» Objective
Rewrite the data as a numbered list, from the line containing "Itemize the components" through the line containing "lat-tick-label: 42: [453, 179, 464, 191]", including both of those lines and omitting blank lines and pictures.

» Items
######

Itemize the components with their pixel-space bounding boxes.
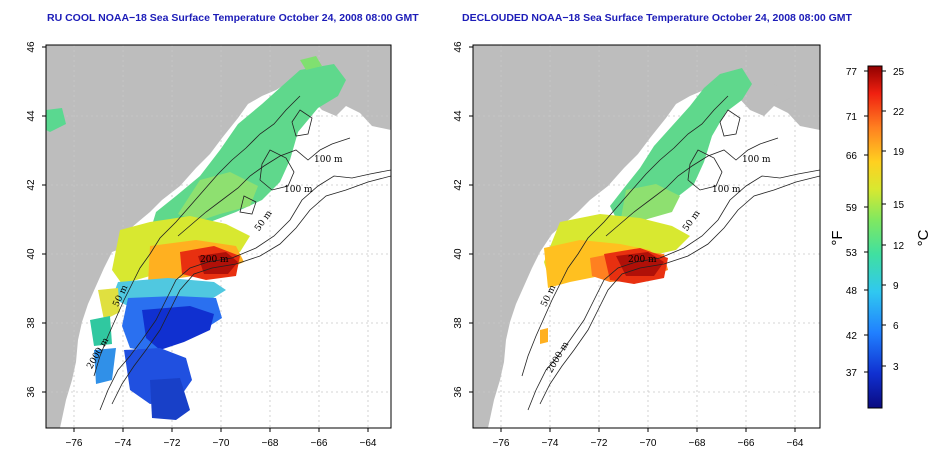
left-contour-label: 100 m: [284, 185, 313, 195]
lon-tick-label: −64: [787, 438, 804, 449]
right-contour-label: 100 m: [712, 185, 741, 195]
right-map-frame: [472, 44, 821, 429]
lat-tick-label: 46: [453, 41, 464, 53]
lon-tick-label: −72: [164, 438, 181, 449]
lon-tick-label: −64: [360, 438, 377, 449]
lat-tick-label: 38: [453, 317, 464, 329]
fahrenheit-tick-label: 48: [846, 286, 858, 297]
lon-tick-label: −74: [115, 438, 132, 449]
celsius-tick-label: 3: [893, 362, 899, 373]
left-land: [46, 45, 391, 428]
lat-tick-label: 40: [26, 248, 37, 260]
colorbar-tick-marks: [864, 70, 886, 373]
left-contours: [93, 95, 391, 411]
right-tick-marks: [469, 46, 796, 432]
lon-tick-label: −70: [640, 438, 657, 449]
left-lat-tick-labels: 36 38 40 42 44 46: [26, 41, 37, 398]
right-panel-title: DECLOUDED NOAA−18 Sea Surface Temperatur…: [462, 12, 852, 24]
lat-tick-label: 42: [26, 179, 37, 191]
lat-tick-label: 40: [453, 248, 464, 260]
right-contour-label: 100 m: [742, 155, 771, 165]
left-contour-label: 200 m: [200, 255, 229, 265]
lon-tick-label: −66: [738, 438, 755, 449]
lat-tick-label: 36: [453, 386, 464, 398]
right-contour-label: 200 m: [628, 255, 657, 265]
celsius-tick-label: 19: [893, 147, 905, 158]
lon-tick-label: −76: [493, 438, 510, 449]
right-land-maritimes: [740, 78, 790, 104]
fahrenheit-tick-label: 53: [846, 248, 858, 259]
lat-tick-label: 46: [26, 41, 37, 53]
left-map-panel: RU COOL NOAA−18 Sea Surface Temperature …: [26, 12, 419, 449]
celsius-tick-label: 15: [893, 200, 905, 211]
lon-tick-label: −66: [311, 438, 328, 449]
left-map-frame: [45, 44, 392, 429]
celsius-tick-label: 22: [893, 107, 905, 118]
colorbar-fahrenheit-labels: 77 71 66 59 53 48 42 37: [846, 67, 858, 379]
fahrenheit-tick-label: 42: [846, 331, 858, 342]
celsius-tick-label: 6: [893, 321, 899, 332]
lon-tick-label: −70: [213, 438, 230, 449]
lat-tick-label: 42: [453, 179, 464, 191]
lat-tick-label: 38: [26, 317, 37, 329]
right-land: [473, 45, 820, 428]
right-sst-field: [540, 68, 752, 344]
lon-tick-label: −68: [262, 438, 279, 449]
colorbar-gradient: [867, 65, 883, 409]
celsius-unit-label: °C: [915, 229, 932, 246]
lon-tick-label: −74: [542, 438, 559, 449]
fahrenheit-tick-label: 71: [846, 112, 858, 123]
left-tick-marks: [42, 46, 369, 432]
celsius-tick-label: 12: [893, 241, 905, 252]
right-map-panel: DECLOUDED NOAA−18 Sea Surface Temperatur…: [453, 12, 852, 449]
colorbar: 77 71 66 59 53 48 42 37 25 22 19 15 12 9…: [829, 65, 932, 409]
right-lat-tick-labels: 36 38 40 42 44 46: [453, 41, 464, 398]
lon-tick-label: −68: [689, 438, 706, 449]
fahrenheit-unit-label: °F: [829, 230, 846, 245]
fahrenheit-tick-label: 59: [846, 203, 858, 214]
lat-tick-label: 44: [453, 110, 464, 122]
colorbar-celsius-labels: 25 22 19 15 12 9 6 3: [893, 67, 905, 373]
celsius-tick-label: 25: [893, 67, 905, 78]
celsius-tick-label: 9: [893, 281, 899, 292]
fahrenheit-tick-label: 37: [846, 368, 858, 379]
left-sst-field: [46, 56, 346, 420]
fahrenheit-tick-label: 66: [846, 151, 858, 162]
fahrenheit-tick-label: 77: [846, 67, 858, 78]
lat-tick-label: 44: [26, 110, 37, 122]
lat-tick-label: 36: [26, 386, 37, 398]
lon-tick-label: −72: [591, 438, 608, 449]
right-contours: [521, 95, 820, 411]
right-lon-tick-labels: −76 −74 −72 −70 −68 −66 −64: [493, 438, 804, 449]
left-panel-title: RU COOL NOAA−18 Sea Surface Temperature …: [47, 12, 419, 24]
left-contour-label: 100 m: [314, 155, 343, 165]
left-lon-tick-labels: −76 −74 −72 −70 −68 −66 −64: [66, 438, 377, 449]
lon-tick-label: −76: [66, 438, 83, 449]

######

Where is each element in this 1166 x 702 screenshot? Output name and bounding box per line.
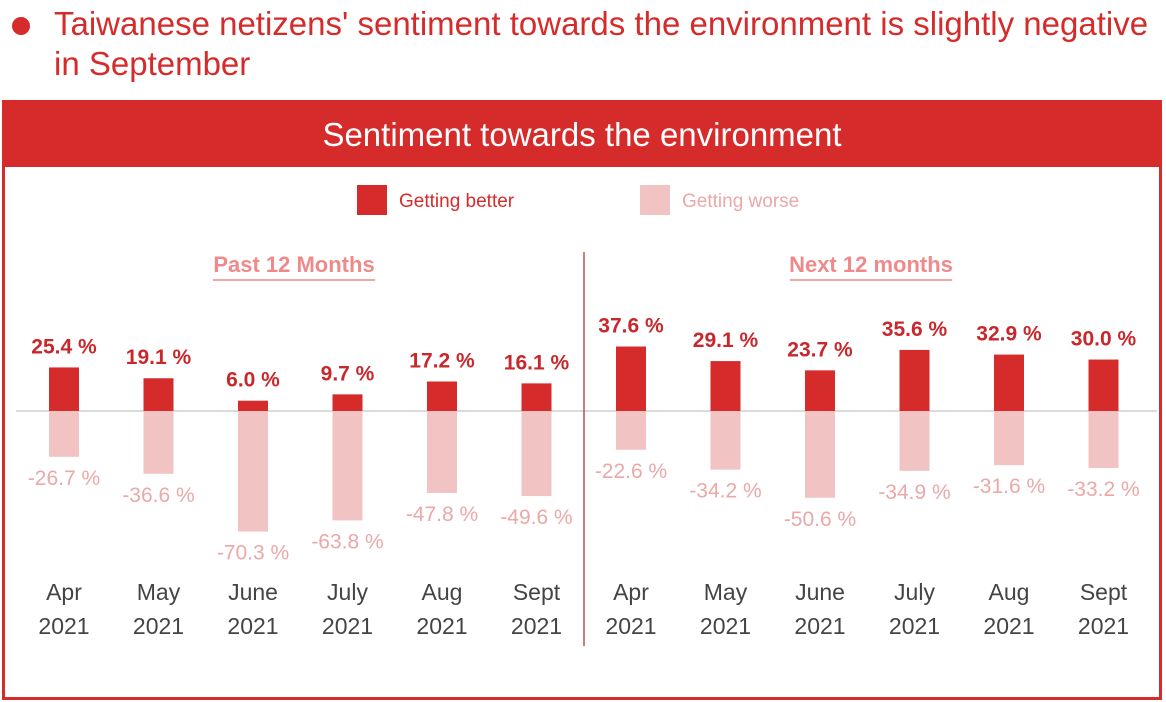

######

» Response
1. Itemize the components with their pixel-space bounding boxes.
2. left-contour-label: 100 m: [284, 185, 313, 195]
3. lon-tick-label: −64: [787, 438, 804, 449]
4. right-contour-label: 100 m: [712, 185, 741, 195]
5. right-map-frame: [472, 44, 821, 429]
6. lat-tick-label: 46: [453, 41, 464, 53]
7. lon-tick-label: −72: [164, 438, 181, 449]
8. lon-tick-label: −64: [360, 438, 377, 449]
9. lat-tick-label: 38: [453, 317, 464, 329]
10. fahrenheit-tick-label: 48: [846, 286, 858, 297]
11. lon-tick-label: −74: [115, 438, 132, 449]
12. celsius-tick-label: 3: [893, 362, 899, 373]
13. left-land: [46, 45, 391, 428]
14. lat-tick-label: 40: [26, 248, 37, 260]
15. colorbar-tick-marks: [864, 70, 886, 373]
16. left-contours: [93, 95, 391, 411]
17. right-tick-marks: [469, 46, 796, 432]
18. lon-tick-label: −70: [640, 438, 657, 449]
19. left-lat-tick-labels: 36 38 40 42 44 46: [26, 41, 37, 398]
20. right-panel-title: DECLOUDED NOAA−18 Sea Surface Temperatur…: [462, 12, 852, 24]
21. lat-tick-label: 42: [26, 179, 37, 191]
22. lat-tick-label: 40: [453, 248, 464, 260]
23. right-contour-label: 100 m: [742, 155, 771, 165]
24. left-contour-label: 200 m: [200, 255, 229, 265]
25. lon-tick-label: −66: [738, 438, 755, 449]
26. lat-tick-label: 36: [453, 386, 464, 398]
27. right-contour-label: 200 m: [628, 255, 657, 265]
28. celsius-tick-label: 19: [893, 147, 905, 158]
29. lon-tick-label: −76: [493, 438, 510, 449]
30. right-land-maritimes: [740, 78, 790, 104]
31. fahrenheit-tick-label: 53: [846, 248, 858, 259]
32. lat-tick-label: 46: [26, 41, 37, 53]
33. left-map-panel: RU COOL NOAA−18 Sea Surface Temperature …: [26, 12, 419, 449]
34. celsius-tick-label: 15: [893, 200, 905, 211]
35. lon-tick-label: −66: [311, 438, 328, 449]
36. left-map-frame: [45, 44, 392, 429]
37. celsius-tick-label: 22: [893, 107, 905, 118]
38. colorbar-fahrenheit-labels: 77 71 66 59 53 48 42 37: [846, 67, 858, 379]
39. fahrenheit-tick-label: 42: [846, 331, 858, 342]
40. celsius-tick-label: 6: [893, 321, 899, 332]
41. lon-tick-label: −70: [213, 438, 230, 449]
42. lat-tick-label: 42: [453, 179, 464, 191]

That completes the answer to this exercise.